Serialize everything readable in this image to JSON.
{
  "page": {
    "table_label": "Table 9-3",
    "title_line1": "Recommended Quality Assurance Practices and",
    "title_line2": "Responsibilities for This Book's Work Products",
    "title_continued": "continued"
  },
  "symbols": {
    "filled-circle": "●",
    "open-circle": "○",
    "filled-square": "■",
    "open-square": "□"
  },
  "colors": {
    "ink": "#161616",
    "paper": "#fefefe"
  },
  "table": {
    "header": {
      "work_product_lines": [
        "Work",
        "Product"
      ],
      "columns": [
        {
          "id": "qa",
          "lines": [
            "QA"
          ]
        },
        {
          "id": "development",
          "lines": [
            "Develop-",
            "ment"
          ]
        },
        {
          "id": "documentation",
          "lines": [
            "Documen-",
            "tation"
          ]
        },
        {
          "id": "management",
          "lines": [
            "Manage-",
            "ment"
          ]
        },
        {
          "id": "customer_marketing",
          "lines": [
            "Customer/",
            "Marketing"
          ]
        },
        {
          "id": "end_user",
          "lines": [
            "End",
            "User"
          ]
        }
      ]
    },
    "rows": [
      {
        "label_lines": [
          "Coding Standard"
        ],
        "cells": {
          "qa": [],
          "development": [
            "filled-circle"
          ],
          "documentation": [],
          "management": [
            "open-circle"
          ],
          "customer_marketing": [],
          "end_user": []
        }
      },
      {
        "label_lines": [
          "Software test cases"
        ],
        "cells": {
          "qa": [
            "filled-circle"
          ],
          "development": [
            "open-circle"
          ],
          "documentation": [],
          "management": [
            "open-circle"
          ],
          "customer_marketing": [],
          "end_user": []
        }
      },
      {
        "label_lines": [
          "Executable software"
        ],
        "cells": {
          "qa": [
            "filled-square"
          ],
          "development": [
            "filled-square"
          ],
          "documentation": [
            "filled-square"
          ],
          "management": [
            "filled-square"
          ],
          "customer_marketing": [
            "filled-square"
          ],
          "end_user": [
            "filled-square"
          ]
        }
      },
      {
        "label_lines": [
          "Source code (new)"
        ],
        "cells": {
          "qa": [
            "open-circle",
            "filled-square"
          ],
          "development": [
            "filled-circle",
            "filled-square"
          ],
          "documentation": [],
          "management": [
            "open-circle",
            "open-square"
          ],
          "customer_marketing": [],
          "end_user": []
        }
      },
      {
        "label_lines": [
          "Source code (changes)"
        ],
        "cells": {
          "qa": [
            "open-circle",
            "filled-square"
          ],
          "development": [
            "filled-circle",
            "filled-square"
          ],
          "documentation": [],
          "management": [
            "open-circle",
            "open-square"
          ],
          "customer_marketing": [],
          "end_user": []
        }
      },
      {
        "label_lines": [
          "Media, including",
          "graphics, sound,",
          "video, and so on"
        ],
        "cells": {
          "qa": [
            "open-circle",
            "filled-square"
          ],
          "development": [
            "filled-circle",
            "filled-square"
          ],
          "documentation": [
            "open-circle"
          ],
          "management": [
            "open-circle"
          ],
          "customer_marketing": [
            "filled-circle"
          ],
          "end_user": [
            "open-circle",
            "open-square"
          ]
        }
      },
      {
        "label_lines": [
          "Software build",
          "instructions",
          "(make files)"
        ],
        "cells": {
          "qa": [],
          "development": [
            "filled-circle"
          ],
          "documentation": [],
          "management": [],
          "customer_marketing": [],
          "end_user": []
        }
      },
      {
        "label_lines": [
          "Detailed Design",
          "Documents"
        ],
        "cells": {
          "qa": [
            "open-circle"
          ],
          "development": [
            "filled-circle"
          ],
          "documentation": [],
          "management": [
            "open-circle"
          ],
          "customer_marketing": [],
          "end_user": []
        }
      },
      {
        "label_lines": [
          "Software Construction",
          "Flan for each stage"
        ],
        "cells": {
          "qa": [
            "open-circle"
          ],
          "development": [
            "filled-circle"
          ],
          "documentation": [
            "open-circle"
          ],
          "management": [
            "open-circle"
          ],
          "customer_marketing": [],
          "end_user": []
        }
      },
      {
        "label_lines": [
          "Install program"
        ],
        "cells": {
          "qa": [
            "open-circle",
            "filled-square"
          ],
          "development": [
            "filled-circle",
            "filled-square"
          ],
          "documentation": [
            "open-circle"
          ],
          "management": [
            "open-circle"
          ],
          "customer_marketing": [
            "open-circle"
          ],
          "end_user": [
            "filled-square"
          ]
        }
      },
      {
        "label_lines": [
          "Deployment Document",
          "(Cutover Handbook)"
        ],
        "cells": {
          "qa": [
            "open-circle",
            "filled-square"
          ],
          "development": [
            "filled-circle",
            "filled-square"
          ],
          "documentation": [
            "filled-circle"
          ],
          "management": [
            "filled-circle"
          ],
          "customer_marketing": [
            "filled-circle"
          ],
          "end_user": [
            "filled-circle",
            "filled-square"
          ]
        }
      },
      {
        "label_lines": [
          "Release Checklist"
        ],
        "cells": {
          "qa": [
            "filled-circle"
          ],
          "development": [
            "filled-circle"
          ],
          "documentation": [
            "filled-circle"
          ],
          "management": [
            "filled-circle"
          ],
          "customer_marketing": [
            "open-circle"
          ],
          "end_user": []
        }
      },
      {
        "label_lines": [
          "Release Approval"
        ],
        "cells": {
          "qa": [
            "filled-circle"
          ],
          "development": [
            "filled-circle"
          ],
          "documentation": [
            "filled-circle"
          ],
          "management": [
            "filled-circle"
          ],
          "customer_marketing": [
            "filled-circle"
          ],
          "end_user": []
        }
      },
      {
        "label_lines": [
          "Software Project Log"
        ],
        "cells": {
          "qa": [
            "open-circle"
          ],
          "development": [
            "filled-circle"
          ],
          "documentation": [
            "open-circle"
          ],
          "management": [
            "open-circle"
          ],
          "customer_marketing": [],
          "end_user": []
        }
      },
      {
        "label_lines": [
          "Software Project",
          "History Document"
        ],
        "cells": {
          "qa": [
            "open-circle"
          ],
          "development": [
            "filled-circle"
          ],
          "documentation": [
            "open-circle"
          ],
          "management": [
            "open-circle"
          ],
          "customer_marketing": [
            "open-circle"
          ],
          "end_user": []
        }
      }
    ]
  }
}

Aim of the exercise: Every line holding "Release" should be copied out.

Solution:
          "Release Checklist"
          "Release Approval"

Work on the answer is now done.